Task details. Collect every line in the records below that contains the word "JSON".

[Dataset entries]
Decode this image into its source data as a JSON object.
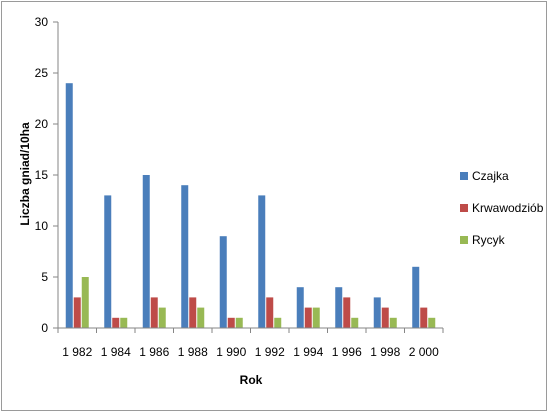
{
  "chart_data": {
    "type": "bar",
    "title": "",
    "xlabel": "Rok",
    "ylabel": "Liczba gniad/10ha",
    "ylim": [
      0,
      30
    ],
    "yticks": [
      0,
      5,
      10,
      15,
      20,
      25,
      30
    ],
    "grid": false,
    "legend_position": "right",
    "categories": [
      "1 982",
      "1 984",
      "1 986",
      "1 988",
      "1 990",
      "1 992",
      "1 994",
      "1 996",
      "1 998",
      "2 000"
    ],
    "series": [
      {
        "name": "Czajka",
        "color": "#4a7ebb",
        "values": [
          24,
          13,
          15,
          14,
          9,
          13,
          4,
          4,
          3,
          6
        ]
      },
      {
        "name": "Krwawodziób",
        "color": "#be4b48",
        "values": [
          3,
          1,
          3,
          3,
          1,
          3,
          2,
          3,
          2,
          2
        ]
      },
      {
        "name": "Rycyk",
        "color": "#98b954",
        "values": [
          5,
          1,
          2,
          2,
          1,
          1,
          2,
          1,
          1,
          1
        ]
      }
    ]
  }
}
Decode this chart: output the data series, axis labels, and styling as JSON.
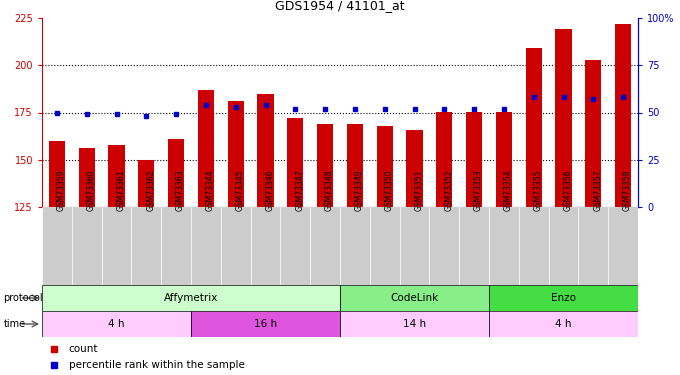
{
  "title": "GDS1954 / 41101_at",
  "samples": [
    "GSM73359",
    "GSM73360",
    "GSM73361",
    "GSM73362",
    "GSM73363",
    "GSM73344",
    "GSM73345",
    "GSM73346",
    "GSM73347",
    "GSM73348",
    "GSM73349",
    "GSM73350",
    "GSM73351",
    "GSM73352",
    "GSM73353",
    "GSM73354",
    "GSM73355",
    "GSM73356",
    "GSM73357",
    "GSM73358"
  ],
  "count_values": [
    160,
    156,
    158,
    150,
    161,
    187,
    181,
    185,
    172,
    169,
    169,
    168,
    166,
    175,
    175,
    175,
    209,
    219,
    203,
    222
  ],
  "percentile_values": [
    50,
    49,
    49,
    48,
    49,
    54,
    53,
    54,
    52,
    52,
    52,
    52,
    52,
    52,
    52,
    52,
    58,
    58,
    57,
    58
  ],
  "ylim_left": [
    125,
    225
  ],
  "ylim_right": [
    0,
    100
  ],
  "yticks_left": [
    125,
    150,
    175,
    200,
    225
  ],
  "yticks_right": [
    0,
    25,
    50,
    75,
    100
  ],
  "bar_color": "#cc0000",
  "dot_color": "#0000cc",
  "protocol_groups": [
    {
      "label": "Affymetrix",
      "start": 0,
      "end": 9,
      "color": "#ccffcc"
    },
    {
      "label": "CodeLink",
      "start": 10,
      "end": 14,
      "color": "#88ee88"
    },
    {
      "label": "Enzo",
      "start": 15,
      "end": 19,
      "color": "#44dd44"
    }
  ],
  "time_groups": [
    {
      "label": "4 h",
      "start": 0,
      "end": 4,
      "color": "#ffccff"
    },
    {
      "label": "16 h",
      "start": 5,
      "end": 9,
      "color": "#dd55dd"
    },
    {
      "label": "14 h",
      "start": 10,
      "end": 14,
      "color": "#ffccff"
    },
    {
      "label": "4 h",
      "start": 15,
      "end": 19,
      "color": "#ffccff"
    }
  ],
  "legend_items": [
    {
      "label": "count",
      "color": "#cc0000"
    },
    {
      "label": "percentile rank within the sample",
      "color": "#0000cc"
    }
  ],
  "grid_yticks": [
    150,
    175,
    200
  ],
  "xlabel_bg": "#cccccc",
  "xlabel_fontsize": 5.5,
  "bar_width": 0.55
}
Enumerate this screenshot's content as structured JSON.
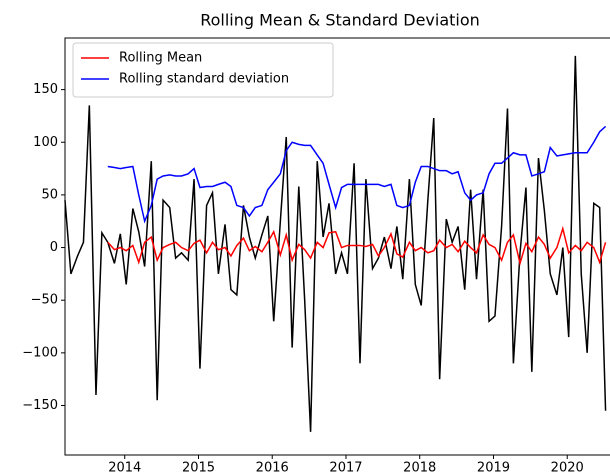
{
  "chart_data": {
    "type": "line",
    "title": "Rolling Mean & Standard Deviation",
    "x": [
      2013.19,
      2013.27,
      2013.36,
      2013.44,
      2013.52,
      2013.61,
      2013.69,
      2013.77,
      2013.86,
      2013.94,
      2014.02,
      2014.11,
      2014.19,
      2014.27,
      2014.36,
      2014.44,
      2014.52,
      2014.61,
      2014.69,
      2014.77,
      2014.86,
      2014.94,
      2015.02,
      2015.11,
      2015.19,
      2015.27,
      2015.36,
      2015.44,
      2015.52,
      2015.61,
      2015.69,
      2015.77,
      2015.86,
      2015.94,
      2016.02,
      2016.11,
      2016.19,
      2016.27,
      2016.36,
      2016.44,
      2016.52,
      2016.61,
      2016.69,
      2016.77,
      2016.86,
      2016.94,
      2017.02,
      2017.11,
      2017.19,
      2017.27,
      2017.36,
      2017.44,
      2017.52,
      2017.61,
      2017.69,
      2017.77,
      2017.86,
      2017.94,
      2018.02,
      2018.11,
      2018.19,
      2018.27,
      2018.36,
      2018.44,
      2018.52,
      2018.61,
      2018.69,
      2018.77,
      2018.86,
      2018.94,
      2019.02,
      2019.11,
      2019.19,
      2019.27,
      2019.36,
      2019.44,
      2019.52,
      2019.61,
      2019.69,
      2019.77,
      2019.86,
      2019.94,
      2020.02,
      2020.11,
      2020.19,
      2020.27,
      2020.36,
      2020.44,
      2020.52
    ],
    "series": [
      {
        "color": "#000000",
        "values": [
          45,
          -25,
          -8,
          5,
          135,
          -140,
          14,
          5,
          -15,
          13,
          -35,
          37,
          15,
          -18,
          82,
          -145,
          45,
          38,
          -10,
          -5,
          -12,
          65,
          -115,
          40,
          52,
          -25,
          22,
          -40,
          -45,
          40,
          10,
          -10,
          12,
          30,
          -70,
          25,
          105,
          -95,
          58,
          -50,
          -175,
          82,
          10,
          42,
          -25,
          -5,
          -25,
          80,
          -110,
          65,
          -20,
          -10,
          10,
          -20,
          20,
          -30,
          65,
          -35,
          -55,
          45,
          123,
          -125,
          27,
          5,
          20,
          -40,
          55,
          -30,
          55,
          -70,
          -65,
          20,
          132,
          -110,
          -5,
          57,
          -118,
          85,
          35,
          -25,
          -45,
          0,
          -85,
          182,
          -25,
          -100,
          42,
          38,
          -155
        ]
      },
      {
        "name": "Rolling Mean",
        "color": "#ff0000",
        "values": [
          null,
          null,
          null,
          null,
          null,
          null,
          null,
          5,
          -2,
          0,
          -3,
          2,
          -14,
          5,
          10,
          -12,
          0,
          3,
          5,
          0,
          -3,
          4,
          7,
          -5,
          5,
          -2,
          0,
          -8,
          2,
          9,
          -3,
          1,
          -4,
          5,
          15,
          -7,
          12,
          -12,
          3,
          -2,
          -10,
          5,
          0,
          14,
          15,
          0,
          2,
          2,
          2,
          1,
          3,
          -8,
          0,
          13,
          -6,
          -9,
          5,
          -3,
          0,
          -5,
          -3,
          7,
          0,
          3,
          -4,
          6,
          0,
          -5,
          12,
          3,
          0,
          -12,
          5,
          12,
          -15,
          4,
          -4,
          10,
          3,
          -10,
          0,
          18,
          -5,
          2,
          -3,
          5,
          0,
          -14,
          5
        ]
      },
      {
        "name": "Rolling standard deviation",
        "color": "#0000ff",
        "values": [
          null,
          null,
          null,
          null,
          null,
          null,
          null,
          77,
          76,
          75,
          76,
          77,
          50,
          25,
          40,
          65,
          68,
          69,
          68,
          68,
          70,
          75,
          57,
          58,
          58,
          60,
          62,
          58,
          40,
          38,
          30,
          38,
          40,
          55,
          62,
          70,
          92,
          100,
          98,
          97,
          97,
          88,
          80,
          60,
          38,
          57,
          60,
          60,
          60,
          60,
          60,
          60,
          58,
          60,
          40,
          38,
          40,
          62,
          77,
          77,
          75,
          73,
          73,
          70,
          72,
          52,
          45,
          50,
          52,
          70,
          80,
          80,
          85,
          90,
          88,
          88,
          68,
          70,
          72,
          95,
          87,
          88,
          89,
          90,
          90,
          90,
          100,
          110,
          115
        ]
      }
    ],
    "xlim": [
      2013.19,
      2020.58
    ],
    "xticks": [
      2014,
      2015,
      2016,
      2017,
      2018,
      2019,
      2020
    ],
    "ylim": [
      -197,
      199
    ],
    "yticks": [
      {
        "value": -150,
        "label": "−150"
      },
      {
        "value": -100,
        "label": "−100"
      },
      {
        "value": -50,
        "label": "−50"
      },
      0,
      50,
      100,
      150
    ],
    "legend": "upper left"
  }
}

Solved exercise.
Decode this image into its source data as a JSON object.
Decode this chart: output the data series, axis labels, and styling as JSON.
Enumerate this screenshot's content as structured JSON.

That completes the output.